Set problem
Return the full material exactly.

Extracted material
================================

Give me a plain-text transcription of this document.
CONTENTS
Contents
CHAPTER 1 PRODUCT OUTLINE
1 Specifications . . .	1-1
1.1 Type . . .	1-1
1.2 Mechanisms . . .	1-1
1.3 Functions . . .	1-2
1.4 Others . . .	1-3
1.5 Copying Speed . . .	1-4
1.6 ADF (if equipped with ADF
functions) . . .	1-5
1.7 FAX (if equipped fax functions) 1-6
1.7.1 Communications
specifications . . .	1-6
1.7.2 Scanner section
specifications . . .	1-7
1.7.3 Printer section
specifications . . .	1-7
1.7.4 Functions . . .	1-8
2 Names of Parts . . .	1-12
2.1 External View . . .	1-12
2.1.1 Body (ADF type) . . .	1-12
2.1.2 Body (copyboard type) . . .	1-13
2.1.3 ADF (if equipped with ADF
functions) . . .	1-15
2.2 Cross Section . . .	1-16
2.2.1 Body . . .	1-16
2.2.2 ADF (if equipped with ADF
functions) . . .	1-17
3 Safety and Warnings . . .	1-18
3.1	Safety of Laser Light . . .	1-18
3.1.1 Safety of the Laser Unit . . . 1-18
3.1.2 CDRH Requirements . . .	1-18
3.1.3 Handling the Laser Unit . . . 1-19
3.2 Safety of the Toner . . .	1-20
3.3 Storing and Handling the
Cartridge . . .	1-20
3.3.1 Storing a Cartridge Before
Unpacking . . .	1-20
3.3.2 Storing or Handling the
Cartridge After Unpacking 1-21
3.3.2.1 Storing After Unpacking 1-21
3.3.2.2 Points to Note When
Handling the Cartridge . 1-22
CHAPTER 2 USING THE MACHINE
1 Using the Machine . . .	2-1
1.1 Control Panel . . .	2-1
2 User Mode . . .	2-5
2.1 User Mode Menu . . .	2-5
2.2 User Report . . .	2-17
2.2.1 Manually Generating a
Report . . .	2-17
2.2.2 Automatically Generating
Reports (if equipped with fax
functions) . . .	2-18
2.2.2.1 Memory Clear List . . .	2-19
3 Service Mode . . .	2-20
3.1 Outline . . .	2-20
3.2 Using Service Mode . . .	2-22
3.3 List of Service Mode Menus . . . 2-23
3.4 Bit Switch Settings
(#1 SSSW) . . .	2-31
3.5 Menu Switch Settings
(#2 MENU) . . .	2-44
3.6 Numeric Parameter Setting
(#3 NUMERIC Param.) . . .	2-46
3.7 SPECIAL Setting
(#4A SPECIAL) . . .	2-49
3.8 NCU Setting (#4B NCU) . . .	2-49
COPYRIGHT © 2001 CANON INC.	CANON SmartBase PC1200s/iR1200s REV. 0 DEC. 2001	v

================================

Solution for this task
Give me a plain-text transcription of this document.
CONTENTS
Contents
CHAPTER 1 PRODUCT OUTLINE
1 Specifications . . .	1-1
1.1 Type . . .	1-1
1.2 Mechanisms . . .	1-1
1.3 Functions . . .	1-2
1.4 Others . . .	1-3
1.5 Copying Speed . . .	1-4
1.6 ADF (if equipped with ADF
functions) . . .	1-5
1.7 FAX (if equipped fax functions) 1-6
1.7.1 Communications
specifications . . .	1-6
1.7.2 Scanner section
specifications . . .	1-7
1.7.3 Printer section
specifications . . .	1-7
1.7.4 Functions . . .	1-8
2 Names of Parts . . .	1-12
2.1 External View . . .	1-12
2.1.1 Body (ADF type) . . .	1-12
2.1.2 Body (copyboard type) . . .	1-13
2.1.3 ADF (if equipped with ADF
functions) . . .	1-15
2.2 Cross Section . . .	1-16
2.2.1 Body . . .	1-16
2.2.2 ADF (if equipped with ADF
functions) . . .	1-17
3 Safety and Warnings . . .	1-18
3.1	Safety of Laser Light . . .	1-18
3.1.1 Safety of the Laser Unit . . . 1-18
3.1.2 CDRH Requirements . . .	1-18
3.1.3 Handling the Laser Unit . . . 1-19
3.2 Safety of the Toner . . .	1-20
3.3 Storing and Handling the
Cartridge . . .	1-20
3.3.1 Storing a Cartridge Before
Unpacking . . .	1-20
3.3.2 Storing or Handling the
Cartridge After Unpacking 1-21
3.3.2.1 Storing After Unpacking 1-21
3.3.2.2 Points to Note When
Handling the Cartridge . 1-22
CHAPTER 2 USING THE MACHINE
1 Using the Machine . . .	2-1
1.1 Control Panel . . .	2-1
2 User Mode . . .	2-5
2.1 User Mode Menu . . .	2-5
2.2 User Report . . .	2-17
2.2.1 Manually Generating a
Report . . .	2-17
2.2.2 Automatically Generating
Reports (if equipped with fax
functions) . . .	2-18
2.2.2.1 Memory Clear List . . .	2-19
3 Service Mode . . .	2-20
3.1 Outline . . .	2-20
3.2 Using Service Mode . . .	2-22
3.3 List of Service Mode Menus . . . 2-23
3.4 Bit Switch Settings
(#1 SSSW) . . .	2-31
3.5 Menu Switch Settings
(#2 MENU) . . .	2-44
3.6 Numeric Parameter Setting
(#3 NUMERIC Param.) . . .	2-46
3.7 SPECIAL Setting
(#4A SPECIAL) . . .	2-49
3.8 NCU Setting (#4B NCU) . . .	2-49
COPYRIGHT © 2001 CANON INC.	CANON SmartBase PC1200s/iR1200s REV. 0 DEC. 2001	v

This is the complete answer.